INSTRUCTIONS TO FOLLOW:
If a line in the records below contains the word "medicina", copy it.

:: RECORDS TO USE ::

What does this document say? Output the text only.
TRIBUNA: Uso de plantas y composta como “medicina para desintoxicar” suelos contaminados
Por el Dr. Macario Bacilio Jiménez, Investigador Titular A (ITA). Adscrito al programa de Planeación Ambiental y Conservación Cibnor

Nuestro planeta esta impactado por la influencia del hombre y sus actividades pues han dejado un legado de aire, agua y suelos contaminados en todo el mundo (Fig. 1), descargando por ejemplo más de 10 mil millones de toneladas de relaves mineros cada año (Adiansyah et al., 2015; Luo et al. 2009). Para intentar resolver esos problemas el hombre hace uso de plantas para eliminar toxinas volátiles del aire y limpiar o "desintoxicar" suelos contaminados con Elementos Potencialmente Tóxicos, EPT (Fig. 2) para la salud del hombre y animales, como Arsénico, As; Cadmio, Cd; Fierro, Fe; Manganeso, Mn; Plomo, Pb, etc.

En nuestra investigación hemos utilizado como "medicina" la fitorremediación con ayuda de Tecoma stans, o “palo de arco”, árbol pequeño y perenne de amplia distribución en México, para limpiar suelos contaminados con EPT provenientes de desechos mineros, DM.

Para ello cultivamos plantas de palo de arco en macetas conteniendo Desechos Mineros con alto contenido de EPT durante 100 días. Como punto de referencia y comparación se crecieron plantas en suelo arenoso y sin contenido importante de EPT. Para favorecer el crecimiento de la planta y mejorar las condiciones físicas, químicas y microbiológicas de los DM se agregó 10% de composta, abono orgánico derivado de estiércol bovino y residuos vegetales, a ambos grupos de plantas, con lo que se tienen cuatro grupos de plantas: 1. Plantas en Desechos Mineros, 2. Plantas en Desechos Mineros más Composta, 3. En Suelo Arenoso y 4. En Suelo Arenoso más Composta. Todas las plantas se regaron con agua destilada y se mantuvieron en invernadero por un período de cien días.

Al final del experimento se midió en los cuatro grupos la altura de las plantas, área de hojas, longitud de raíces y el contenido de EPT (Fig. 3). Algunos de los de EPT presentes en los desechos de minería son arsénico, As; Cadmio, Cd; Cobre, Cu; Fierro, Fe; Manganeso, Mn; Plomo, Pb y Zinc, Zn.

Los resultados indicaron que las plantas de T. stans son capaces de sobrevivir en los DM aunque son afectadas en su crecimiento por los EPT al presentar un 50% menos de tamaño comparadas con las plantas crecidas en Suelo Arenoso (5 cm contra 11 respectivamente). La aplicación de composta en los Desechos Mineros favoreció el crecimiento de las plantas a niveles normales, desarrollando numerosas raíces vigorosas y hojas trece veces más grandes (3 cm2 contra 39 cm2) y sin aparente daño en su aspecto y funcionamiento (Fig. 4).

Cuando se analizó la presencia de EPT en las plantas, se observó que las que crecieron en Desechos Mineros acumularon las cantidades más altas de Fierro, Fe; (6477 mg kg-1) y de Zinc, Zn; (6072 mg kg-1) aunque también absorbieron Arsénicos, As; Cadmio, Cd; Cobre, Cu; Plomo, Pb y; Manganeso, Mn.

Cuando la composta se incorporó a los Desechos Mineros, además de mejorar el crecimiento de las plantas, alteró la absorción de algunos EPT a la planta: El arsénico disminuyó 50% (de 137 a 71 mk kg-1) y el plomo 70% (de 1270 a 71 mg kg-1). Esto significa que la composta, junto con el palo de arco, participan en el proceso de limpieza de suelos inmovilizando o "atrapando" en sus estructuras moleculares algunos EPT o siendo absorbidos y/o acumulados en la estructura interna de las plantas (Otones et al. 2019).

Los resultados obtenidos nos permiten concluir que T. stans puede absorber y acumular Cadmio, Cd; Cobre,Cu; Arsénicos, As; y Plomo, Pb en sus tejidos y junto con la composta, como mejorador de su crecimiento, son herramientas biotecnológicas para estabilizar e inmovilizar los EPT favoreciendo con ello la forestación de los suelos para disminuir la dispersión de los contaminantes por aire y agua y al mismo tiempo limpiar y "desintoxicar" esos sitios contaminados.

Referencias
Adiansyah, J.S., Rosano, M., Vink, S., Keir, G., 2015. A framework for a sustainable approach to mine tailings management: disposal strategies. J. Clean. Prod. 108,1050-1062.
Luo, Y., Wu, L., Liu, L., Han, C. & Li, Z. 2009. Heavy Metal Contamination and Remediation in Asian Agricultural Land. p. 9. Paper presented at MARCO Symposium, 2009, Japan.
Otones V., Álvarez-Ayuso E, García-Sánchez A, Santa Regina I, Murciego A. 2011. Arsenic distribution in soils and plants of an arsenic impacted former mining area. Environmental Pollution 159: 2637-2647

:::

SOLVED PROBLEM:
TRIBUNA: Uso de plantas y composta como “medicina para desintoxicar” suelos contaminados
En nuestra investigación hemos utilizado como "medicina" la fitorremediación con ayuda de Tecoma stans, o “palo de arco”, árbol pequeño y perenne de amplia distribución en México, para limpiar suelos contaminados con EPT provenientes de desechos mineros, DM.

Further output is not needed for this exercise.